GIVEN DATA

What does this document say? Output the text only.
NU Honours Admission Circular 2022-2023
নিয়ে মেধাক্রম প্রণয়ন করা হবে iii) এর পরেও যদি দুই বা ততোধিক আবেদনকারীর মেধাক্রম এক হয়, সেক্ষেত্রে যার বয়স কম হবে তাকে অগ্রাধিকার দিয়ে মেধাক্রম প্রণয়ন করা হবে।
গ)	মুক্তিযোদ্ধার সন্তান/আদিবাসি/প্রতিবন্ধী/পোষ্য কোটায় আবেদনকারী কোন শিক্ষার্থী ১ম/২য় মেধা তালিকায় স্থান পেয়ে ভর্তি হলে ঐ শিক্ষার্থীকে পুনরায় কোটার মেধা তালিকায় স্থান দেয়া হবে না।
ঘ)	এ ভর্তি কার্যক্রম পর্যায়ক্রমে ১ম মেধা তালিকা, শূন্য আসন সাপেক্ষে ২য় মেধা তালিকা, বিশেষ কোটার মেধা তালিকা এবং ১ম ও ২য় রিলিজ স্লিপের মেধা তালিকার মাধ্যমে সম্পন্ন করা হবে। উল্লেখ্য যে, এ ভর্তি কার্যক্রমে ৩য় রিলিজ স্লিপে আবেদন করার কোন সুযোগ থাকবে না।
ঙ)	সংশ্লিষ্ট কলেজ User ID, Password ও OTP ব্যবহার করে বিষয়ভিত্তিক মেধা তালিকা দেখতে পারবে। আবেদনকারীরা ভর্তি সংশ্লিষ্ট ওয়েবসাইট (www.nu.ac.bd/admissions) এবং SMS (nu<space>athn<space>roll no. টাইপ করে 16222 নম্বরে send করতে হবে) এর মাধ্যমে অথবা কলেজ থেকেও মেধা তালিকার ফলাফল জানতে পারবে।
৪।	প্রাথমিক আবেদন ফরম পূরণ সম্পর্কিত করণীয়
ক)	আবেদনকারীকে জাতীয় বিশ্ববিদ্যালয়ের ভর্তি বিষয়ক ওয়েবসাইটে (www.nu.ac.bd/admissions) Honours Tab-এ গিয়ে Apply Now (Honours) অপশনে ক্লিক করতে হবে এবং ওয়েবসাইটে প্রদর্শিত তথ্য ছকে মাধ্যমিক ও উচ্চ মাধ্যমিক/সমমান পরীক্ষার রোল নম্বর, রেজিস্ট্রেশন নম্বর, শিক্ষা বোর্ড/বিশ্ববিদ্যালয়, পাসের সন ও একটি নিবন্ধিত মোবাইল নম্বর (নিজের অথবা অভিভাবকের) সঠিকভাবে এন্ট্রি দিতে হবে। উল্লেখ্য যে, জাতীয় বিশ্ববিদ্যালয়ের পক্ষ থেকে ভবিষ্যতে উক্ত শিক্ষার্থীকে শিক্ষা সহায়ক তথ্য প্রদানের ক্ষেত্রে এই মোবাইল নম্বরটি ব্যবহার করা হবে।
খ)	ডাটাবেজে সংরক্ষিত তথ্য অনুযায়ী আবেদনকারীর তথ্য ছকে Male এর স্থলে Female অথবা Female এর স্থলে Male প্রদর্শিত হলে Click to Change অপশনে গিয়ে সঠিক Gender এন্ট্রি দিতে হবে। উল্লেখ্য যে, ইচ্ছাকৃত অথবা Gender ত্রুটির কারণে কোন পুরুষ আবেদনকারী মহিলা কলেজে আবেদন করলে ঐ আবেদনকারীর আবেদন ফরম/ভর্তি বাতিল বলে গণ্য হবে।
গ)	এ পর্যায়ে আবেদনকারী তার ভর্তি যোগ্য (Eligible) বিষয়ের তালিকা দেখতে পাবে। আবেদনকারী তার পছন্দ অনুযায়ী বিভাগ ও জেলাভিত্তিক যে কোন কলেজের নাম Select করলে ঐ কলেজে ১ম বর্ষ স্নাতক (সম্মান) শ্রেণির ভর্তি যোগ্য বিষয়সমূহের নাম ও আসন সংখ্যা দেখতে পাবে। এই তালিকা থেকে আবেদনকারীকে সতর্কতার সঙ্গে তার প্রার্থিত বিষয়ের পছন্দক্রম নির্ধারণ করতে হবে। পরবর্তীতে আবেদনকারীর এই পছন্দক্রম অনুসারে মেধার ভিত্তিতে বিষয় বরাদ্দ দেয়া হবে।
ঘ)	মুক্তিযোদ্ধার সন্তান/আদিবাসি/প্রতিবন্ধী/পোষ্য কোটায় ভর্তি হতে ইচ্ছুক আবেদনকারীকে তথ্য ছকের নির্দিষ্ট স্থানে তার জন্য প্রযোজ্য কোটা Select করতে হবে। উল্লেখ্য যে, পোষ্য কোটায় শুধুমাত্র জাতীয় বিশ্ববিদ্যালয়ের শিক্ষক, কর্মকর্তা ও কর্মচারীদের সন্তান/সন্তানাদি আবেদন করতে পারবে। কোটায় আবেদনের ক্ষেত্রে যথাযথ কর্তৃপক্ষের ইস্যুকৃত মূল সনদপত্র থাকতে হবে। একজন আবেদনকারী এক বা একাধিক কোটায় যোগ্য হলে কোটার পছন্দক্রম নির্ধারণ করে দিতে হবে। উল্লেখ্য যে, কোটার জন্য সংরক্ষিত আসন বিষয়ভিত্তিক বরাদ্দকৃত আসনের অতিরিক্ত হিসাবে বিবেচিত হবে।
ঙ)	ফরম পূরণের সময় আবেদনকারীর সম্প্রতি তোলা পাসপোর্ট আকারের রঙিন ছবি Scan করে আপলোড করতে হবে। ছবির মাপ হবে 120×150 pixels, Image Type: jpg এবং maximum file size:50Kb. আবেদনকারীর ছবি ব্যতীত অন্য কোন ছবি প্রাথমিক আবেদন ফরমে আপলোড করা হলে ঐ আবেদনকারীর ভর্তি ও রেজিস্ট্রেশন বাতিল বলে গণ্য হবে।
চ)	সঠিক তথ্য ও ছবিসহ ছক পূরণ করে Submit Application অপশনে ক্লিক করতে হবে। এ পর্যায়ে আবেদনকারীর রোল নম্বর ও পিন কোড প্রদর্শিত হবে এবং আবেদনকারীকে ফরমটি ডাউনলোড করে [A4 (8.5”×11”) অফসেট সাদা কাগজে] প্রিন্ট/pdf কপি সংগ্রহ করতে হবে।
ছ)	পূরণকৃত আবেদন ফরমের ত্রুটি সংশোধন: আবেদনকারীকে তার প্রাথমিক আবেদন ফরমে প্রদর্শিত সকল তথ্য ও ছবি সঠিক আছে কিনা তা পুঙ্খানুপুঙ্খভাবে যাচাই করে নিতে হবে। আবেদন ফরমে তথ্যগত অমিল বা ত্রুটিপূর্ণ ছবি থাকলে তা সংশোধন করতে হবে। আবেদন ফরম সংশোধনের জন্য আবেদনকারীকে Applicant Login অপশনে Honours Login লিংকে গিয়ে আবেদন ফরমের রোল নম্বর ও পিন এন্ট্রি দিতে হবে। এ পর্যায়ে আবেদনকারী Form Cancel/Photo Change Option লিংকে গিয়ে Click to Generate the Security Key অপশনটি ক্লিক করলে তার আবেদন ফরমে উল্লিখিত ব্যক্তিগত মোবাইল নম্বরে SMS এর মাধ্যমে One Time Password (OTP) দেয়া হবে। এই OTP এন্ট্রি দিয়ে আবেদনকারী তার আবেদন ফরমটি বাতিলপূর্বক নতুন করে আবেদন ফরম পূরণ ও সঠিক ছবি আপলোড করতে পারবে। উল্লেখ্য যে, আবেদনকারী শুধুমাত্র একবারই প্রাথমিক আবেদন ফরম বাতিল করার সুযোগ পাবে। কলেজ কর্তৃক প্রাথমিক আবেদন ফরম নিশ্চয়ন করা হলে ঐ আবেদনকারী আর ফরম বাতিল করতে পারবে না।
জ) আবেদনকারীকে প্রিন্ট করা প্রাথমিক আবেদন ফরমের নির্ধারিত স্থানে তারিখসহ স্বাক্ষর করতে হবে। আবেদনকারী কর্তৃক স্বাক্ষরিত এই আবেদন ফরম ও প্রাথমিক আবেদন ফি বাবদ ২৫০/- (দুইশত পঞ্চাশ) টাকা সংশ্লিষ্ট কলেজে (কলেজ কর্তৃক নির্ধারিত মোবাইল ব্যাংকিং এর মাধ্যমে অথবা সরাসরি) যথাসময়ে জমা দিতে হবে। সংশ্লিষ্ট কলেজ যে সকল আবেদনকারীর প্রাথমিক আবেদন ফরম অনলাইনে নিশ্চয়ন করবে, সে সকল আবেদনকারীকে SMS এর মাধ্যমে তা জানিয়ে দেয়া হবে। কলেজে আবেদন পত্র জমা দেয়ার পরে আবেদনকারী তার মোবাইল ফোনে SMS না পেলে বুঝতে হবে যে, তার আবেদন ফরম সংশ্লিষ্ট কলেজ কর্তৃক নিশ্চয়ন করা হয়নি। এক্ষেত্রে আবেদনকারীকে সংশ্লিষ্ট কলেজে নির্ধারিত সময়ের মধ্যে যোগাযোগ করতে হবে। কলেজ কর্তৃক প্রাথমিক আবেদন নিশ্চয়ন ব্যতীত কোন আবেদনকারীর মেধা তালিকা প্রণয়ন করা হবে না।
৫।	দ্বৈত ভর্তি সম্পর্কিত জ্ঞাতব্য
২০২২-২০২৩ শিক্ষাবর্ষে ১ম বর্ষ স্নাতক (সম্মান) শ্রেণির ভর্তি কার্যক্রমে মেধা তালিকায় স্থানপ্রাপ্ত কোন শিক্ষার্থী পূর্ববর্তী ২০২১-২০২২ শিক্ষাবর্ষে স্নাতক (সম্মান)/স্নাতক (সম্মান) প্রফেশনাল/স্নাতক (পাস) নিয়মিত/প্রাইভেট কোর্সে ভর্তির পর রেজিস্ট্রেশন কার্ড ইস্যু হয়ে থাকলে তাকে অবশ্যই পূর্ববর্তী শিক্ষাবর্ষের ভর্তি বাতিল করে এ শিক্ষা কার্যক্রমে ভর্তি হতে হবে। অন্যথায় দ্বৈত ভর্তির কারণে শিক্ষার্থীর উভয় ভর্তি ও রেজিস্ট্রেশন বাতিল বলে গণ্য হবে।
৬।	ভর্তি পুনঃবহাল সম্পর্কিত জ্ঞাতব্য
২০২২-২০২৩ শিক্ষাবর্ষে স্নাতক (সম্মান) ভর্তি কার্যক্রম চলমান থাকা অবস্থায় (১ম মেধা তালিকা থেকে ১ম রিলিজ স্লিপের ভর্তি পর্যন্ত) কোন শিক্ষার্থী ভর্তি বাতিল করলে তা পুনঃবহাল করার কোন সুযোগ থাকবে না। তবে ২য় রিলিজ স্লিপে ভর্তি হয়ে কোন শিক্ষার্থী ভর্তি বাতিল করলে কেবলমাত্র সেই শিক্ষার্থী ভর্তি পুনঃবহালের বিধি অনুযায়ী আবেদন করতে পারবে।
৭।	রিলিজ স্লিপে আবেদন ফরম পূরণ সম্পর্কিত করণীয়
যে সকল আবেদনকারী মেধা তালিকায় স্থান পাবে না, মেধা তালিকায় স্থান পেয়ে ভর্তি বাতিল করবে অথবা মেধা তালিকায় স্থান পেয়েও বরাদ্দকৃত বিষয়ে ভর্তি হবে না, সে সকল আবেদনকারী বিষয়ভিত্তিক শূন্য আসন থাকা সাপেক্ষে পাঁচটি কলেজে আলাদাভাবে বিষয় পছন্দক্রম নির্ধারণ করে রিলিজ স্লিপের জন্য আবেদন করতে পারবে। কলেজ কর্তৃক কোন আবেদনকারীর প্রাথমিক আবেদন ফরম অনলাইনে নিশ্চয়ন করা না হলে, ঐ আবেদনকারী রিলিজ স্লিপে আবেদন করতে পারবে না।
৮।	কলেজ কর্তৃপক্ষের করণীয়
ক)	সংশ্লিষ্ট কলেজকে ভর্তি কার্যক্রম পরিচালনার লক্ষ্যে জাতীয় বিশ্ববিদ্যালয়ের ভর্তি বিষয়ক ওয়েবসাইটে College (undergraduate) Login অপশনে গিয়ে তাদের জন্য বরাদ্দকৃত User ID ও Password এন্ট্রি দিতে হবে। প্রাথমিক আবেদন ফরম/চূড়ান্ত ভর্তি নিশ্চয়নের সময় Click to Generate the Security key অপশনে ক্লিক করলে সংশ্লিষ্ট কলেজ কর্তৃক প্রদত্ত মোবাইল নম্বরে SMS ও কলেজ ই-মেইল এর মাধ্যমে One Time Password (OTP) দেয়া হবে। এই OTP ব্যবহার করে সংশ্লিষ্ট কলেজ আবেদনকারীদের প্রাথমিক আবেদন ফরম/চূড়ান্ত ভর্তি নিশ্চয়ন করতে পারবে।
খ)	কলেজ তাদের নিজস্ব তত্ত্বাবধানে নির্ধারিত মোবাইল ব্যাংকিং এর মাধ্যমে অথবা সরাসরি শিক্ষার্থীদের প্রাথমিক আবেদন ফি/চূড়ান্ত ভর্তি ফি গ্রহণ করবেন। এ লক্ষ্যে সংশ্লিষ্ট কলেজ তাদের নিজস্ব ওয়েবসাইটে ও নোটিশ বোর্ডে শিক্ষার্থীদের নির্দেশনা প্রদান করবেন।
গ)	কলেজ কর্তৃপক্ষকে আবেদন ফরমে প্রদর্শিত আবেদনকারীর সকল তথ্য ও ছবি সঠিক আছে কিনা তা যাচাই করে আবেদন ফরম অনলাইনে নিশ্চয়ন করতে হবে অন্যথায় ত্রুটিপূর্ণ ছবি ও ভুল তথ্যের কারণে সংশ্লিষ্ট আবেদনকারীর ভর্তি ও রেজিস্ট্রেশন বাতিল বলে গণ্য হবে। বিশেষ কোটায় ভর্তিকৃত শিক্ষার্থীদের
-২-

==

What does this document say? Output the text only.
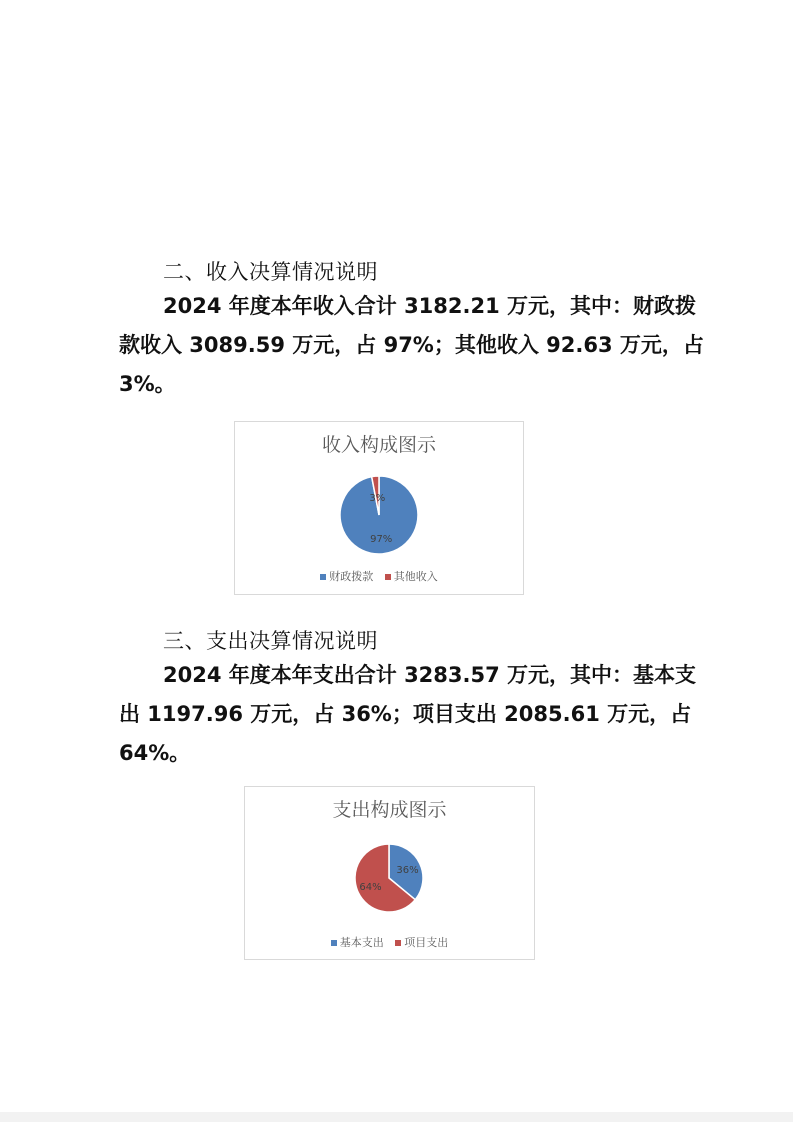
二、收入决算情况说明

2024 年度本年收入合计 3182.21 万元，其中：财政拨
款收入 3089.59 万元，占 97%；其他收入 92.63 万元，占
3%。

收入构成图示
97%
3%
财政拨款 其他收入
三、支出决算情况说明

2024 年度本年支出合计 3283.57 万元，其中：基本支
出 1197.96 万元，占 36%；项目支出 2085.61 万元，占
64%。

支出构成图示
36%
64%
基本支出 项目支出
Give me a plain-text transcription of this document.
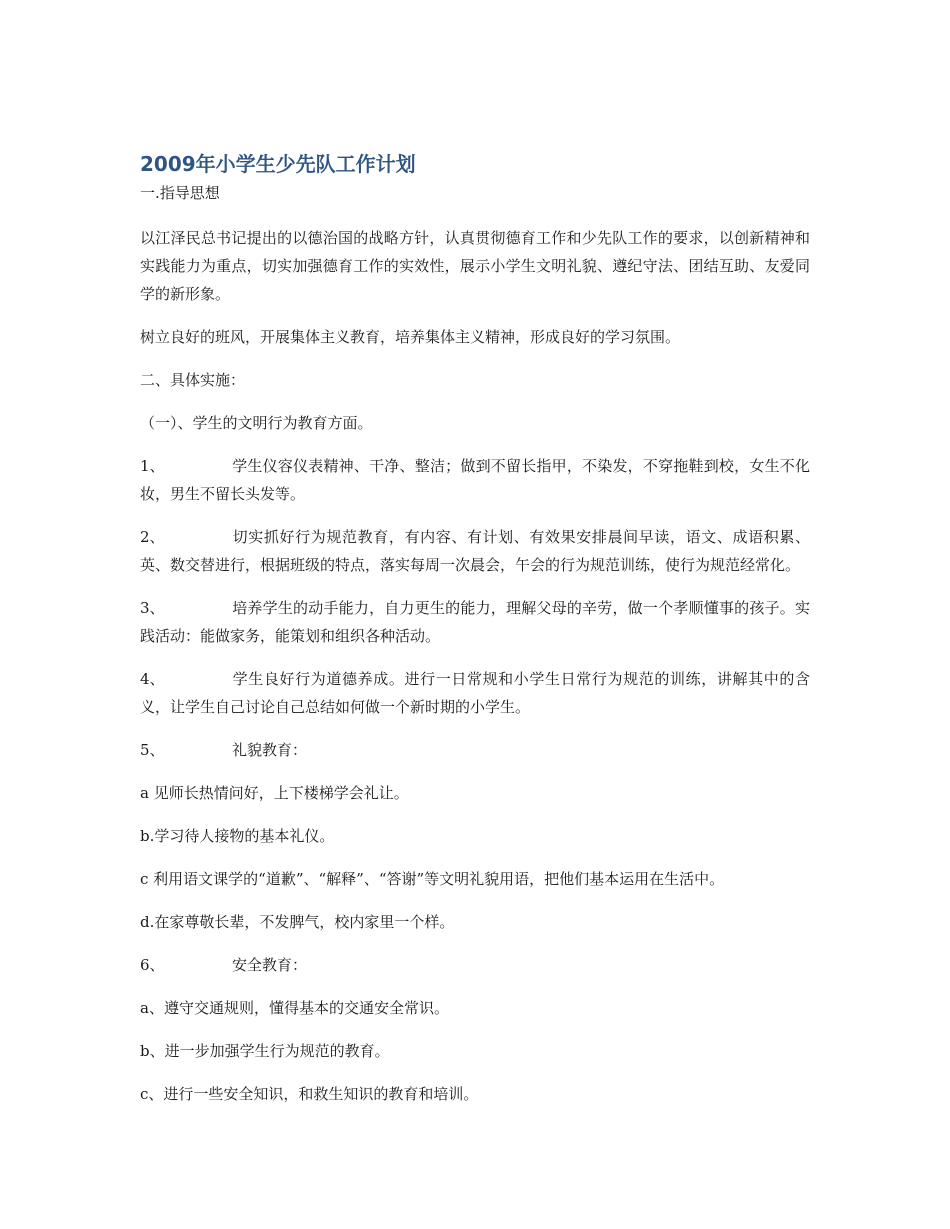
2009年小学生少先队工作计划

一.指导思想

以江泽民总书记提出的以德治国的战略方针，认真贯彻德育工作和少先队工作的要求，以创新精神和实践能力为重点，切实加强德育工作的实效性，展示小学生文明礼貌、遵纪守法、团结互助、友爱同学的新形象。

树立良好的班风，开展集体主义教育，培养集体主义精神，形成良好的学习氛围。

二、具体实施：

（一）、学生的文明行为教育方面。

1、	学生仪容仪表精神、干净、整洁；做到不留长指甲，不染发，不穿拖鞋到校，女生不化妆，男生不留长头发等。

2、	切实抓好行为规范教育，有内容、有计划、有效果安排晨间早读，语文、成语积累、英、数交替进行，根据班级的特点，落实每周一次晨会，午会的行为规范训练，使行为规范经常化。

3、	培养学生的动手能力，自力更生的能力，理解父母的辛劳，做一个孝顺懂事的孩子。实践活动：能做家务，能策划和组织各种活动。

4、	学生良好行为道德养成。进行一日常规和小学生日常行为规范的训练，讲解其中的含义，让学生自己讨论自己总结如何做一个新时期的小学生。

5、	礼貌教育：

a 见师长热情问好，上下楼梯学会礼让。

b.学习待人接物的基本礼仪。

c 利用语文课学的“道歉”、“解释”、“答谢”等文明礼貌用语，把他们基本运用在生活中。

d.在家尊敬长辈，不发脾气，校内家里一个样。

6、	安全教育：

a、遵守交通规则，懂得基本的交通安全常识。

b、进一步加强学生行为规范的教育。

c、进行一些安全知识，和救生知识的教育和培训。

REQUIREMENTS
Search the lines for the string "Login" and copy every line that has it.

ANSWER TO THIS TASK
ছ)	পূরণকৃত আবেদন ফরমের ত্রুটি সংশোধন: আবেদনকারীকে তার প্রাথমিক আবেদন ফরমে প্রদর্শিত সকল তথ্য ও ছবি সঠিক আছে কিনা তা পুঙ্খানুপুঙ্খভাবে যাচাই করে নিতে হবে। আবেদন ফরমে তথ্যগত অমিল বা ত্রুটিপূর্ণ ছবি থাকলে তা সংশোধন করতে হবে। আবেদন ফরম সংশোধনের জন্য আবেদনকারীকে Applicant Login অপশনে Honours Login লিংকে গিয়ে আবেদন ফরমের রোল নম্বর ও পিন এন্ট্রি দিতে হবে। এ পর্যায়ে আবেদনকারী Form Cancel/Photo Change Option লিংকে গিয়ে Click to Generate the Security Key অপশনটি ক্লিক করলে তার আবেদন ফরমে উল্লিখিত ব্যক্তিগত মোবাইল নম্বরে SMS এর মাধ্যমে One Time Password (OTP) দেয়া হবে। এই OTP এন্ট্রি দিয়ে আবেদনকারী তার আবেদন ফরমটি বাতিলপূর্বক নতুন করে আবেদন ফরম পূরণ ও সঠিক ছবি আপলোড করতে পারবে। উল্লেখ্য যে, আবেদনকারী শুধুমাত্র একবারই প্রাথমিক আবেদন ফরম বাতিল করার সুযোগ পাবে। কলেজ কর্তৃক প্রাথমিক আবেদন ফরম নিশ্চয়ন করা হলে ঐ আবেদনকারী আর ফরম বাতিল করতে পারবে না।
ক)	সংশ্লিষ্ট কলেজকে ভর্তি কার্যক্রম পরিচালনার লক্ষ্যে জাতীয় বিশ্ববিদ্যালয়ের ভর্তি বিষয়ক ওয়েবসাইটে College (undergraduate) Login অপশনে গিয়ে তাদের জন্য বরাদ্দকৃত User ID ও Password এন্ট্রি দিতে হবে। প্রাথমিক আবেদন ফরম/চূড়ান্ত ভর্তি নিশ্চয়নের সময় Click to Generate the Security key অপশনে ক্লিক করলে সংশ্লিষ্ট কলেজ কর্তৃক প্রদত্ত মোবাইল নম্বরে SMS ও কলেজ ই-মেইল এর মাধ্যমে One Time Password (OTP) দেয়া হবে। এই OTP ব্যবহার করে সংশ্লিষ্ট কলেজ আবেদনকারীদের প্রাথমিক আবেদন ফরম/চূড়ান্ত ভর্তি নিশ্চয়ন করতে পারবে।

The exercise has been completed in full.